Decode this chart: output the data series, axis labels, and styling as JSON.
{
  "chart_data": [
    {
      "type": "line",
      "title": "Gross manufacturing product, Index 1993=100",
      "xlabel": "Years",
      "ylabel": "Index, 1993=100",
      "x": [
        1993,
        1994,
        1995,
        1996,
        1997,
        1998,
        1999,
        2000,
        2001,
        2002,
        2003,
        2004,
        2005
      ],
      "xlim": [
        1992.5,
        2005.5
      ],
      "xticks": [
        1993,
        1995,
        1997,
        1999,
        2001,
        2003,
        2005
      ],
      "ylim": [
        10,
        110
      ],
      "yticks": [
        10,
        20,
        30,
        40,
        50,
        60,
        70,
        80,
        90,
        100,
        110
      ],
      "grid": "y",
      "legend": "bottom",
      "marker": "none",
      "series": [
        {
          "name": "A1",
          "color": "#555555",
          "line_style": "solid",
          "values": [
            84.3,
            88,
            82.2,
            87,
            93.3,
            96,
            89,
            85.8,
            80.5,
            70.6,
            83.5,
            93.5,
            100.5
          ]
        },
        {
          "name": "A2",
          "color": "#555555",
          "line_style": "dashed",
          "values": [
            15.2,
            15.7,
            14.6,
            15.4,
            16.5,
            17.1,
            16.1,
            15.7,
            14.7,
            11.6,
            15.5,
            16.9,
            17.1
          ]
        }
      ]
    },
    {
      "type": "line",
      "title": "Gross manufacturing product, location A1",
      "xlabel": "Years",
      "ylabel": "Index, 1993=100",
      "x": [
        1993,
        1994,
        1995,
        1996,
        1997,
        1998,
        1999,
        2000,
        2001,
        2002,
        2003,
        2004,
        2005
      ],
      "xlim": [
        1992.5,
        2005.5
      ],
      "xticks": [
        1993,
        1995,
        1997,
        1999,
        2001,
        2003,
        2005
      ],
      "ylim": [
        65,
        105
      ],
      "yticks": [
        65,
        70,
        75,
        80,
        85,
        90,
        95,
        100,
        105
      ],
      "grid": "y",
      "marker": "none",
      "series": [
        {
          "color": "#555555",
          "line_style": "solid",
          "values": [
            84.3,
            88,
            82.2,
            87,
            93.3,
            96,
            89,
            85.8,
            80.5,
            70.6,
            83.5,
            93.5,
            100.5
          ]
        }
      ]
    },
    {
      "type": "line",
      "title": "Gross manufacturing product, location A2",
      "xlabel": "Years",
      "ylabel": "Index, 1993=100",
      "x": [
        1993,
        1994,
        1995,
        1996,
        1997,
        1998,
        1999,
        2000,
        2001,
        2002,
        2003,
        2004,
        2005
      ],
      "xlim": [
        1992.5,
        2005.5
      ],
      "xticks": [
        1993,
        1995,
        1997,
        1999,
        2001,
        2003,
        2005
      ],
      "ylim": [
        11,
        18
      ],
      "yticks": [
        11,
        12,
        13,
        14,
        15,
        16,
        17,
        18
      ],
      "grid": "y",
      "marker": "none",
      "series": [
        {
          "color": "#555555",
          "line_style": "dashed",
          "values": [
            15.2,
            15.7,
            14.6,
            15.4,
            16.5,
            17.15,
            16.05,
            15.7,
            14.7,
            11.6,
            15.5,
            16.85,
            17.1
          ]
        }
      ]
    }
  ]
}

Given exercise — Return the entries above exactly as they appear.

Correct response —
Decode this chart: output the data series, axis labels, and styling as JSON.
{
  "chart_data": [
    {
      "type": "line",
      "title": "Gross manufacturing product, Index 1993=100",
      "xlabel": "Years",
      "ylabel": "Index, 1993=100",
      "x": [
        1993,
        1994,
        1995,
        1996,
        1997,
        1998,
        1999,
        2000,
        2001,
        2002,
        2003,
        2004,
        2005
      ],
      "xlim": [
        1992.5,
        2005.5
      ],
      "xticks": [
        1993,
        1995,
        1997,
        1999,
        2001,
        2003,
        2005
      ],
      "ylim": [
        10,
        110
      ],
      "yticks": [
        10,
        20,
        30,
        40,
        50,
        60,
        70,
        80,
        90,
        100,
        110
      ],
      "grid": "y",
      "legend": "bottom",
      "marker": "none",
      "series": [
        {
          "name": "A1",
          "color": "#555555",
          "line_style": "solid",
          "values": [
            84.3,
            88,
            82.2,
            87,
            93.3,
            96,
            89,
            85.8,
            80.5,
            70.6,
            83.5,
            93.5,
            100.5
          ]
        },
        {
          "name": "A2",
          "color": "#555555",
          "line_style": "dashed",
          "values": [
            15.2,
            15.7,
            14.6,
            15.4,
            16.5,
            17.1,
            16.1,
            15.7,
            14.7,
            11.6,
            15.5,
            16.9,
            17.1
          ]
        }
      ]
    },
    {
      "type": "line",
      "title": "Gross manufacturing product, location A1",
      "xlabel": "Years",
      "ylabel": "Index, 1993=100",
      "x": [
        1993,
        1994,
        1995,
        1996,
        1997,
        1998,
        1999,
        2000,
        2001,
        2002,
        2003,
        2004,
        2005
      ],
      "xlim": [
        1992.5,
        2005.5
      ],
      "xticks": [
        1993,
        1995,
        1997,
        1999,
        2001,
        2003,
        2005
      ],
      "ylim": [
        65,
        105
      ],
      "yticks": [
        65,
        70,
        75,
        80,
        85,
        90,
        95,
        100,
        105
      ],
      "grid": "y",
      "marker": "none",
      "series": [
        {
          "color": "#555555",
          "line_style": "solid",
          "values": [
            84.3,
            88,
            82.2,
            87,
            93.3,
            96,
            89,
            85.8,
            80.5,
            70.6,
            83.5,
            93.5,
            100.5
          ]
        }
      ]
    },
    {
      "type": "line",
      "title": "Gross manufacturing product, location A2",
      "xlabel": "Years",
      "ylabel": "Index, 1993=100",
      "x": [
        1993,
        1994,
        1995,
        1996,
        1997,
        1998,
        1999,
        2000,
        2001,
        2002,
        2003,
        2004,
        2005
      ],
      "xlim": [
        1992.5,
        2005.5
      ],
      "xticks": [
        1993,
        1995,
        1997,
        1999,
        2001,
        2003,
        2005
      ],
      "ylim": [
        11,
        18
      ],
      "yticks": [
        11,
        12,
        13,
        14,
        15,
        16,
        17,
        18
      ],
      "grid": "y",
      "marker": "none",
      "series": [
        {
          "color": "#555555",
          "line_style": "dashed",
          "values": [
            15.2,
            15.7,
            14.6,
            15.4,
            16.5,
            17.15,
            16.05,
            15.7,
            14.7,
            11.6,
            15.5,
            16.85,
            17.1
          ]
        }
      ]
    }
  ]
}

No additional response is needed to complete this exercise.